From the listing below, extract every line in which the word "JSON" appears.

(Part of a data file)

——

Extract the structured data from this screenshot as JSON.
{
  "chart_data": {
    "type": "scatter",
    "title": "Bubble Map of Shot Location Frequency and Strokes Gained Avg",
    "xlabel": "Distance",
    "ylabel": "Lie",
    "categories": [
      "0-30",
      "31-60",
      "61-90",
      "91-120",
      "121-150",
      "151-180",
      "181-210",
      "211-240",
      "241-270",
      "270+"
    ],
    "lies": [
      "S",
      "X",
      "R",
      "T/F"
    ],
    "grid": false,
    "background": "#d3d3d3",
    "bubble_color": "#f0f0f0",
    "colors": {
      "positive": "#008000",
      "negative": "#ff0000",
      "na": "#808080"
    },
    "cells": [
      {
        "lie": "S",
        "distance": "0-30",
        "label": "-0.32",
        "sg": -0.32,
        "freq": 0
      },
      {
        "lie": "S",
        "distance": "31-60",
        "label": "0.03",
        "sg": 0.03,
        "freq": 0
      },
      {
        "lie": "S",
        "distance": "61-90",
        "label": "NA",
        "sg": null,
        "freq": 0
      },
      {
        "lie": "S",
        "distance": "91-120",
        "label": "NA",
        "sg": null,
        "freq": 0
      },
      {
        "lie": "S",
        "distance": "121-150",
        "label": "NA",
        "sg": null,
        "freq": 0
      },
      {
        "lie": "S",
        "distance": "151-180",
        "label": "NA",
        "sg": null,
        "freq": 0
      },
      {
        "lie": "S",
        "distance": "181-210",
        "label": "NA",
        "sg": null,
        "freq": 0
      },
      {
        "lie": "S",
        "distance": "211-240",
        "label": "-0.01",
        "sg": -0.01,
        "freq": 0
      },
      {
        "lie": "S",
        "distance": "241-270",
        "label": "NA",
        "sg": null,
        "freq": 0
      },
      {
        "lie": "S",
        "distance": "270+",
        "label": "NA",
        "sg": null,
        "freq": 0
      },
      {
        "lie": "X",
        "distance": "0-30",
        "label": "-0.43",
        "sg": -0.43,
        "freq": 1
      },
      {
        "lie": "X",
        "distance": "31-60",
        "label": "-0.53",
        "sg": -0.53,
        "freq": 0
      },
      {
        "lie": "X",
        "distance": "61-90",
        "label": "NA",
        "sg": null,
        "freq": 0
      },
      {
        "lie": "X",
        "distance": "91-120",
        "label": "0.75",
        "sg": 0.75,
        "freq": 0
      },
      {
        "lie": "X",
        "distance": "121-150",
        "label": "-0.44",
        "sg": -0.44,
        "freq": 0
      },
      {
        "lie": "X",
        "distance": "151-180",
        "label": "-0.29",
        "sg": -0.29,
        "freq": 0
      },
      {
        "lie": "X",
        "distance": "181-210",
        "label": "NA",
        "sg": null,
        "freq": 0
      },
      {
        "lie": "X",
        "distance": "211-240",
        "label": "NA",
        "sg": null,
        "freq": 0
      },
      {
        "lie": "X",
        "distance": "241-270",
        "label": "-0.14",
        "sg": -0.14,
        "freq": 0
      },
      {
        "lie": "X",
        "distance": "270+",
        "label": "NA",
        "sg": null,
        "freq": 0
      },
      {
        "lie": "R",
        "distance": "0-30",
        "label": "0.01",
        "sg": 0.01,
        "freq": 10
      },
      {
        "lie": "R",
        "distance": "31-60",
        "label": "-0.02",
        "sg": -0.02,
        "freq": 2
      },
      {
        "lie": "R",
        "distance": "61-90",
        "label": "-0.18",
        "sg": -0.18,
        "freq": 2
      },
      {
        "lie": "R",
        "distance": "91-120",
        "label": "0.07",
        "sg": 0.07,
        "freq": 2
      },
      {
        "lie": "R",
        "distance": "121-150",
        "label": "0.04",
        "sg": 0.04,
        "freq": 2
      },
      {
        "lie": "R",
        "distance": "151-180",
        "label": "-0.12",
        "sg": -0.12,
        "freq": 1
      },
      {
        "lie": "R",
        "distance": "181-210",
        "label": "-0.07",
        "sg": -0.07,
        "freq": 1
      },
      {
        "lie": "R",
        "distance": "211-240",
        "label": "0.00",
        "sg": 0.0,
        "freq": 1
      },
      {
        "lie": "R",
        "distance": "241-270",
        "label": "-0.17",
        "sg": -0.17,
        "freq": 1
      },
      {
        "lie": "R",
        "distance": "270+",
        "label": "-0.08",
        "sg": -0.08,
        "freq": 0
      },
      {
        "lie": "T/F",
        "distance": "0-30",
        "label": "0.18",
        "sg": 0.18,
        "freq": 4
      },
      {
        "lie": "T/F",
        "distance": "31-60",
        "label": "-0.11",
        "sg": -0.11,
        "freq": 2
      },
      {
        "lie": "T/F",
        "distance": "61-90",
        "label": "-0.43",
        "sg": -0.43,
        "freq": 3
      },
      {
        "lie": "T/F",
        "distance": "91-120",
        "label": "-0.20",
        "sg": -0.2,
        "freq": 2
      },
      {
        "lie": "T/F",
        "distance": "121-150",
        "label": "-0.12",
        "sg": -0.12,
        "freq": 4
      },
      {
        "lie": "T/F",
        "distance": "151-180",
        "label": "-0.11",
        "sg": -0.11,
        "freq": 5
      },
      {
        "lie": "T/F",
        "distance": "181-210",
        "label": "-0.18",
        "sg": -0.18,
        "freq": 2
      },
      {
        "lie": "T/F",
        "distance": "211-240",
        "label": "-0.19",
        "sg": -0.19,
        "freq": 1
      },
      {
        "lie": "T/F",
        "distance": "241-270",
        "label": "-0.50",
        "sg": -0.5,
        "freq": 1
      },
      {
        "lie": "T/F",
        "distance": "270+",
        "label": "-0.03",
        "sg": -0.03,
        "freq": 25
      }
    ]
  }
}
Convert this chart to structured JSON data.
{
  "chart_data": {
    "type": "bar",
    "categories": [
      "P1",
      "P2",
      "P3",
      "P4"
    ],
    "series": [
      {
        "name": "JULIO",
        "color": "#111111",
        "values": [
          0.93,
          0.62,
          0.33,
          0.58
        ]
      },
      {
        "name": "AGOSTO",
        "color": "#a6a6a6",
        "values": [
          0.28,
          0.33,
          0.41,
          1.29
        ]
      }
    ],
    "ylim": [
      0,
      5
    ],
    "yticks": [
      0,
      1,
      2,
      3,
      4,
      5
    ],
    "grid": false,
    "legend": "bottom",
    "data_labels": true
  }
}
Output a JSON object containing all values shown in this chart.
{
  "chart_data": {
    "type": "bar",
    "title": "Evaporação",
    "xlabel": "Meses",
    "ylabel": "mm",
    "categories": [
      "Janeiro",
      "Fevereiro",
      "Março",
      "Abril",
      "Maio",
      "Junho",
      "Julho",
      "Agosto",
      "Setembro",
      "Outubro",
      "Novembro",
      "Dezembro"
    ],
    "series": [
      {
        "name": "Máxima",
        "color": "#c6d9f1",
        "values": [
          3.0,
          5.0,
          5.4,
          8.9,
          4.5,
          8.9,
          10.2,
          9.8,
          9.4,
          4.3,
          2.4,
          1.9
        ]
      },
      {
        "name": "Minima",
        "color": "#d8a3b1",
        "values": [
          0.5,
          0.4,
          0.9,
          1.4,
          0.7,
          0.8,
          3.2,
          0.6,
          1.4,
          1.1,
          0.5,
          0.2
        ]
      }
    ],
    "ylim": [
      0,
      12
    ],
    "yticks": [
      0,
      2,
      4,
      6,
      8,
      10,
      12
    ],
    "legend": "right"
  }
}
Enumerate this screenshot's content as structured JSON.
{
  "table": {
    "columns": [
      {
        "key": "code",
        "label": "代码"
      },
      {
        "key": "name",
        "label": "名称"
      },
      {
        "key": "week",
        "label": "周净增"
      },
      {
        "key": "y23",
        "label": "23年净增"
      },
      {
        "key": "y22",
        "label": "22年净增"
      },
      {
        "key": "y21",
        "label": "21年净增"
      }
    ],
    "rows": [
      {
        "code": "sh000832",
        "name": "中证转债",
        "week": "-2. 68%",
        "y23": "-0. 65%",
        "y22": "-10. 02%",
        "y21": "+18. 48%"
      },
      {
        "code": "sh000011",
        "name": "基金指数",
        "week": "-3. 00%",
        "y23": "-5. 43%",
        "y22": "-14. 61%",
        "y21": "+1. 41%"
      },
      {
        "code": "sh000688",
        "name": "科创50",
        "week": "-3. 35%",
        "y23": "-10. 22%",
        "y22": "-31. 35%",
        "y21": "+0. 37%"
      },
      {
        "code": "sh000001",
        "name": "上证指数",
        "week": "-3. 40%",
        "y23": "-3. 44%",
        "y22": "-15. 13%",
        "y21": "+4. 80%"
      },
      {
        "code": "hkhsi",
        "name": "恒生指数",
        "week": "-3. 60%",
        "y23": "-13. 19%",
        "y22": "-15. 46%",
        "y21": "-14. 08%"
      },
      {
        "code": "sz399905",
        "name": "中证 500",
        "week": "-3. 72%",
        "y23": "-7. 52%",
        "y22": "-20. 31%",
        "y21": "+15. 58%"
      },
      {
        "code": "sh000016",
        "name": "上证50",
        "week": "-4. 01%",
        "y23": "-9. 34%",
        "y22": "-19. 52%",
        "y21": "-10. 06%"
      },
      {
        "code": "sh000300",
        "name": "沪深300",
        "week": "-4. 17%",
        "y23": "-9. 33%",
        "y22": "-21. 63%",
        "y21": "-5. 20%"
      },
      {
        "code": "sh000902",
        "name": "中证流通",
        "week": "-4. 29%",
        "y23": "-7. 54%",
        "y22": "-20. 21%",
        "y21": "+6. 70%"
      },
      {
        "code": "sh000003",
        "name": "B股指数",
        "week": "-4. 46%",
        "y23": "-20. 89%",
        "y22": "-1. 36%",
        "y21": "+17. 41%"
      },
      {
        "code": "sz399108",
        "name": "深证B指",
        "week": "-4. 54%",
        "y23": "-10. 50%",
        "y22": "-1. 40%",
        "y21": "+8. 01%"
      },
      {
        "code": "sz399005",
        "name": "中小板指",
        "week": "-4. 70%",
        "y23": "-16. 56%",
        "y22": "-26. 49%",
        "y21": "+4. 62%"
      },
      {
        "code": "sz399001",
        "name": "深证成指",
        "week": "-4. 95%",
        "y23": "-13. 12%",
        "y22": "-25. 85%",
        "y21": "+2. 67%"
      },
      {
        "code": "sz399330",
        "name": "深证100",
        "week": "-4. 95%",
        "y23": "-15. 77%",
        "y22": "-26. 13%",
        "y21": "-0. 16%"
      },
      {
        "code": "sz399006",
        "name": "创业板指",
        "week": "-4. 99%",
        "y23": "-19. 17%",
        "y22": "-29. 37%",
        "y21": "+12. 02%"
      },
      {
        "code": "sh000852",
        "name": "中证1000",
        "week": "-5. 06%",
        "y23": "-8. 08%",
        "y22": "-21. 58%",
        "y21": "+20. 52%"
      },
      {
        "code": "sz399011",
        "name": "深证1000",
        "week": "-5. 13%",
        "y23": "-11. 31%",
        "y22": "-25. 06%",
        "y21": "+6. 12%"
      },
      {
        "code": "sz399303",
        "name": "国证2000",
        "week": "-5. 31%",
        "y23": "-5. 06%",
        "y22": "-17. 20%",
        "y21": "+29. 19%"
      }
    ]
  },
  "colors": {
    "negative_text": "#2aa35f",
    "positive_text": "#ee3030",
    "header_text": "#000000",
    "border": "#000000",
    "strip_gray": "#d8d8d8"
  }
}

——

EXPECTED OUTPUT >>
Extract the structured data from this screenshot as JSON.
Convert this chart to structured JSON data.
Output a JSON object containing all values shown in this chart.
Enumerate this screenshot's content as structured JSON.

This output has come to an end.